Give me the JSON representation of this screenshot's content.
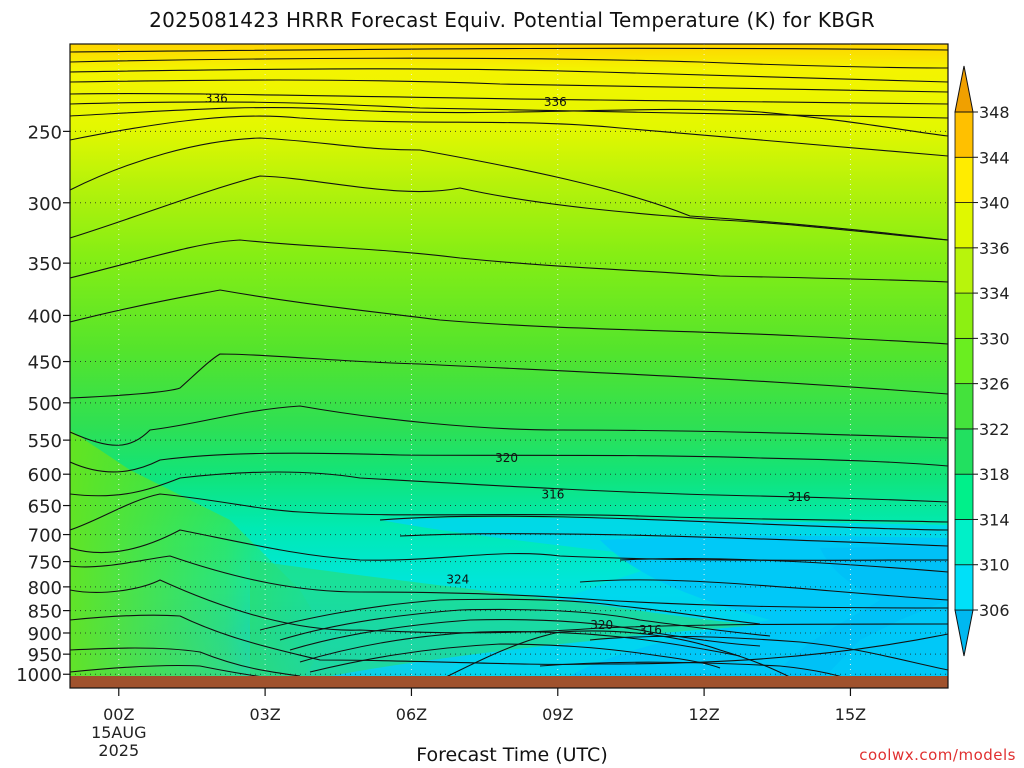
{
  "chart_data": {
    "type": "contour",
    "title": "2025081423 HRRR Forecast Equiv. Potential Temperature (K) for KBGR",
    "xlabel": "Forecast Time (UTC)",
    "ylabel": "",
    "credit": "coolwx.com/models",
    "x_ticks": [
      {
        "label": "00Z",
        "hour": 0,
        "sub": [
          "15AUG",
          "2025"
        ]
      },
      {
        "label": "03Z",
        "hour": 3,
        "sub": []
      },
      {
        "label": "06Z",
        "hour": 6,
        "sub": []
      },
      {
        "label": "09Z",
        "hour": 9,
        "sub": []
      },
      {
        "label": "12Z",
        "hour": 12,
        "sub": []
      },
      {
        "label": "15Z",
        "hour": 15,
        "sub": []
      }
    ],
    "xlim": [
      -1,
      17
    ],
    "y_ticks": [
      250,
      300,
      350,
      400,
      450,
      500,
      550,
      600,
      650,
      700,
      750,
      800,
      850,
      900,
      950,
      1000
    ],
    "ylim": [
      1020,
      200
    ],
    "ylog": true,
    "colorbar": {
      "levels": [
        306,
        310,
        314,
        318,
        322,
        326,
        330,
        334,
        336,
        340,
        344,
        348
      ],
      "colors": [
        "#00b8f0",
        "#00e0f8",
        "#00f0c8",
        "#00f08a",
        "#22e060",
        "#44e23c",
        "#6aee20",
        "#8cf012",
        "#b8f40c",
        "#e0f800",
        "#ffec00",
        "#ffc000",
        "#f0a000"
      ]
    },
    "contour_labels": [
      {
        "text": "336",
        "hour": 2.0,
        "p": 230
      },
      {
        "text": "336",
        "hour": 8.95,
        "p": 232
      },
      {
        "text": "320",
        "hour": 7.95,
        "p": 576
      },
      {
        "text": "316",
        "hour": 8.9,
        "p": 632
      },
      {
        "text": "316",
        "hour": 13.95,
        "p": 636
      },
      {
        "text": "324",
        "hour": 6.95,
        "p": 785
      },
      {
        "text": "320",
        "hour": 9.9,
        "p": 882
      },
      {
        "text": "316",
        "hour": 10.9,
        "p": 893
      }
    ]
  }
}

::::::::

*TO DO:* Pick out and copy the lines of the entries that hold the string "Forecast".

*THE OUTPUT:*
    "title": "2025081423 HRRR Forecast Equiv. Potential Temperature (K) for KBGR",
    "xlabel": "Forecast Time (UTC)",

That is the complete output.